--- Dataset excerpts ---
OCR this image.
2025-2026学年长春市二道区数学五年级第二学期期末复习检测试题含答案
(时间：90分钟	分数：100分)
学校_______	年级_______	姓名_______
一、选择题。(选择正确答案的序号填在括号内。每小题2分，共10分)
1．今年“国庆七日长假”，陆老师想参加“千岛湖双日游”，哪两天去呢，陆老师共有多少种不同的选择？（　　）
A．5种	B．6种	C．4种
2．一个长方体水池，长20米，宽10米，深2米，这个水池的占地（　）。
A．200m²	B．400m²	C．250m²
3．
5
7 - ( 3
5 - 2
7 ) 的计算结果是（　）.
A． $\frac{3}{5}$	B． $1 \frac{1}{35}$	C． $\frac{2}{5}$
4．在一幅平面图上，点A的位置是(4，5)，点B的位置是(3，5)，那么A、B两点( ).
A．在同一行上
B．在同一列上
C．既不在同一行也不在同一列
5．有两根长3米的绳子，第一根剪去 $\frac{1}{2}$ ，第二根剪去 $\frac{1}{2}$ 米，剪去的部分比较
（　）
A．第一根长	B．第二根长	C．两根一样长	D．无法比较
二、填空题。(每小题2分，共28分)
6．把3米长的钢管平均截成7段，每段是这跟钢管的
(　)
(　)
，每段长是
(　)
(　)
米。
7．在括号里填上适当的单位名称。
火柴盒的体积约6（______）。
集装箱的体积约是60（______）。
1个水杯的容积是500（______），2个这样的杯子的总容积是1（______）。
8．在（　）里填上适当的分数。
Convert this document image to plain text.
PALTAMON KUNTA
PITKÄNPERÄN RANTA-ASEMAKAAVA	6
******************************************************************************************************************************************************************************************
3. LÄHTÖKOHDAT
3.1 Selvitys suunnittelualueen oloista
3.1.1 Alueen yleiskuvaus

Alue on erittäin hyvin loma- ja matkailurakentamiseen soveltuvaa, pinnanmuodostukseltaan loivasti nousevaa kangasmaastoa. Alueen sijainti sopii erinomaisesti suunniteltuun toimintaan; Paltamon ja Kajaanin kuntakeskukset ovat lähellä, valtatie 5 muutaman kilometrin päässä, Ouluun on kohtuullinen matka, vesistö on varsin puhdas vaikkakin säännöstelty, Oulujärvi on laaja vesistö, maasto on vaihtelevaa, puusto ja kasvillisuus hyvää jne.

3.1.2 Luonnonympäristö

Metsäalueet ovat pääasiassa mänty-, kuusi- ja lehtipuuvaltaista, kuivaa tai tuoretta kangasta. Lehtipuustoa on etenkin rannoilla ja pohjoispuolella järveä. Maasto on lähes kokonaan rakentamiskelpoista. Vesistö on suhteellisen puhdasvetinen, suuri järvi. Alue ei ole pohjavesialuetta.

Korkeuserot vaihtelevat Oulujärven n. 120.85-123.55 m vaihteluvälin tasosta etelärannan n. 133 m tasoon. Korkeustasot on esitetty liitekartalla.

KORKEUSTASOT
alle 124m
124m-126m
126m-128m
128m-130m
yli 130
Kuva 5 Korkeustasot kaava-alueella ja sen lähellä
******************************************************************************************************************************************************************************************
---
## Aim
Each record must be returned exactly as it is written.

## Written answer
OCR this image.
2025-2026学年长春市二道区数学五年级第二学期期末复习检测试题含答案
(时间：90分钟	分数：100分)
学校_______	年级_______	姓名_______
一、选择题。(选择正确答案的序号填在括号内。每小题2分，共10分)
1．今年“国庆七日长假”，陆老师想参加“千岛湖双日游”，哪两天去呢，陆老师共有多少种不同的选择？（　　）
A．5种	B．6种	C．4种
2．一个长方体水池，长20米，宽10米，深2米，这个水池的占地（　）。
A．200m²	B．400m²	C．250m²
3．
5
7 - ( 3
5 - 2
7 ) 的计算结果是（　）.
A． $\frac{3}{5}$	B． $1 \frac{1}{35}$	C． $\frac{2}{5}$
4．在一幅平面图上，点A的位置是(4，5)，点B的位置是(3，5)，那么A、B两点( ).
A．在同一行上
B．在同一列上
C．既不在同一行也不在同一列
5．有两根长3米的绳子，第一根剪去 $\frac{1}{2}$ ，第二根剪去 $\frac{1}{2}$ 米，剪去的部分比较
（　）
A．第一根长	B．第二根长	C．两根一样长	D．无法比较
二、填空题。(每小题2分，共28分)
6．把3米长的钢管平均截成7段，每段是这跟钢管的
(　)
(　)
，每段长是
(　)
(　)
米。
7．在括号里填上适当的单位名称。
火柴盒的体积约6（______）。
集装箱的体积约是60（______）。
1个水杯的容积是500（______），2个这样的杯子的总容积是1（______）。
8．在（　）里填上适当的分数。
Convert this document image to plain text.
PALTAMON KUNTA
PITKÄNPERÄN RANTA-ASEMAKAAVA	6
******************************************************************************************************************************************************************************************
3. LÄHTÖKOHDAT
3.1 Selvitys suunnittelualueen oloista
3.1.1 Alueen yleiskuvaus

Alue on erittäin hyvin loma- ja matkailurakentamiseen soveltuvaa, pinnanmuodostukseltaan loivasti nousevaa kangasmaastoa. Alueen sijainti sopii erinomaisesti suunniteltuun toimintaan; Paltamon ja Kajaanin kuntakeskukset ovat lähellä, valtatie 5 muutaman kilometrin päässä, Ouluun on kohtuullinen matka, vesistö on varsin puhdas vaikkakin säännöstelty, Oulujärvi on laaja vesistö, maasto on vaihtelevaa, puusto ja kasvillisuus hyvää jne.

3.1.2 Luonnonympäristö

Metsäalueet ovat pääasiassa mänty-, kuusi- ja lehtipuuvaltaista, kuivaa tai tuoretta kangasta. Lehtipuustoa on etenkin rannoilla ja pohjoispuolella järveä. Maasto on lähes kokonaan rakentamiskelpoista. Vesistö on suhteellisen puhdasvetinen, suuri järvi. Alue ei ole pohjavesialuetta.

Korkeuserot vaihtelevat Oulujärven n. 120.85-123.55 m vaihteluvälin tasosta etelärannan n. 133 m tasoon. Korkeustasot on esitetty liitekartalla.

KORKEUSTASOT
alle 124m
124m-126m
126m-128m
128m-130m
yli 130
Kuva 5 Korkeustasot kaava-alueella ja sen lähellä
******************************************************************************************************************************************************************************************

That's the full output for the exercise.